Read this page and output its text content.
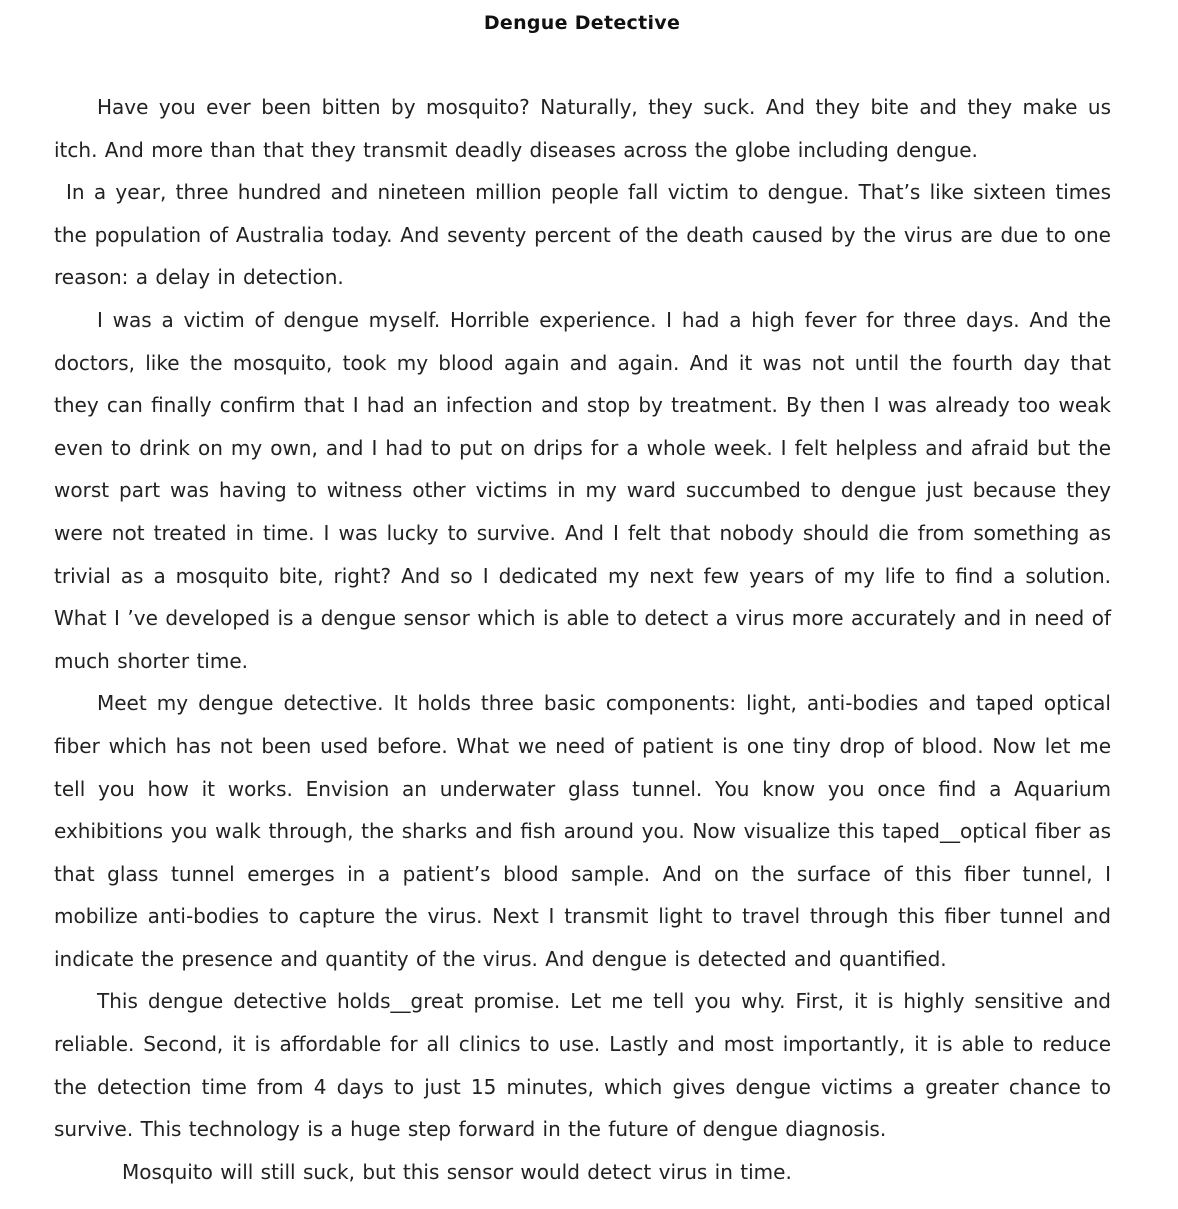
Dengue Detective

Have you ever been bitten by mosquito? Naturally, they suck. And they bite and they make us itch. And more than that they transmit deadly diseases across the globe including dengue.

In a year, three hundred and nineteen million people fall victim to dengue. That’s like sixteen times the population of Australia today. And seventy percent of the death caused by the virus are due to one reason: a delay in detection.

I was a victim of dengue myself. Horrible experience. I had a high fever for three days. And the doctors, like the mosquito, took my blood again and again. And it was not until the fourth day that they can finally confirm that I had an infection and stop by treatment. By then I was already too weak even to drink on my own, and I had to put on drips for a whole week. I felt helpless and afraid but the worst part was having to witness other victims in my ward succumbed to dengue just because they were not treated in time. I was lucky to survive. And I felt that nobody should die from something as trivial as a mosquito bite, right? And so I dedicated my next few years of my life to find a solution. What I ’ve developed is a dengue sensor which is able to detect a virus more accurately and in need of much shorter time.

Meet my dengue detective. It holds three basic components: light, anti-bodies and taped optical fiber which has not been used before. What we need of patient is one tiny drop of blood. Now let me tell you how it works. Envision an underwater glass tunnel. You know you once find a Aquarium exhibitions you walk through, the sharks and fish around you. Now visualize this taped__optical fiber as that glass tunnel emerges in a patient’s blood sample. And on the surface of this fiber tunnel, I mobilize anti-bodies to capture the virus. Next I transmit light to travel through this fiber tunnel and indicate the presence and quantity of the virus. And dengue is detected and quantified.

This dengue detective holds__great promise. Let me tell you why. First, it is highly sensitive and reliable. Second, it is affordable for all clinics to use. Lastly and most importantly, it is able to reduce the detection time from 4 days to just 15 minutes, which gives dengue victims a greater chance to survive. This technology is a huge step forward in the future of dengue diagnosis.

Mosquito will still suck, but this sensor would detect virus in time.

▸ **Requirement**
Print the records verbatim, without pictures.

▸ **Problem solution**
Read this page and output its text content.
Dengue Detective

Have you ever been bitten by mosquito? Naturally, they suck. And they bite and they make us itch. And more than that they transmit deadly diseases across the globe including dengue.

In a year, three hundred and nineteen million people fall victim to dengue. That’s like sixteen times the population of Australia today. And seventy percent of the death caused by the virus are due to one reason: a delay in detection.

I was a victim of dengue myself. Horrible experience. I had a high fever for three days. And the doctors, like the mosquito, took my blood again and again. And it was not until the fourth day that they can finally confirm that I had an infection and stop by treatment. By then I was already too weak even to drink on my own, and I had to put on drips for a whole week. I felt helpless and afraid but the worst part was having to witness other victims in my ward succumbed to dengue just because they were not treated in time. I was lucky to survive. And I felt that nobody should die from something as trivial as a mosquito bite, right? And so I dedicated my next few years of my life to find a solution. What I ’ve developed is a dengue sensor which is able to detect a virus more accurately and in need of much shorter time.

Meet my dengue detective. It holds three basic components: light, anti-bodies and taped optical fiber which has not been used before. What we need of patient is one tiny drop of blood. Now let me tell you how it works. Envision an underwater glass tunnel. You know you once find a Aquarium exhibitions you walk through, the sharks and fish around you. Now visualize this taped__optical fiber as that glass tunnel emerges in a patient’s blood sample. And on the surface of this fiber tunnel, I mobilize anti-bodies to capture the virus. Next I transmit light to travel through this fiber tunnel and indicate the presence and quantity of the virus. And dengue is detected and quantified.

This dengue detective holds__great promise. Let me tell you why. First, it is highly sensitive and reliable. Second, it is affordable for all clinics to use. Lastly and most importantly, it is able to reduce the detection time from 4 days to just 15 minutes, which gives dengue victims a greater chance to survive. This technology is a huge step forward in the future of dengue diagnosis.

Mosquito will still suck, but this sensor would detect virus in time.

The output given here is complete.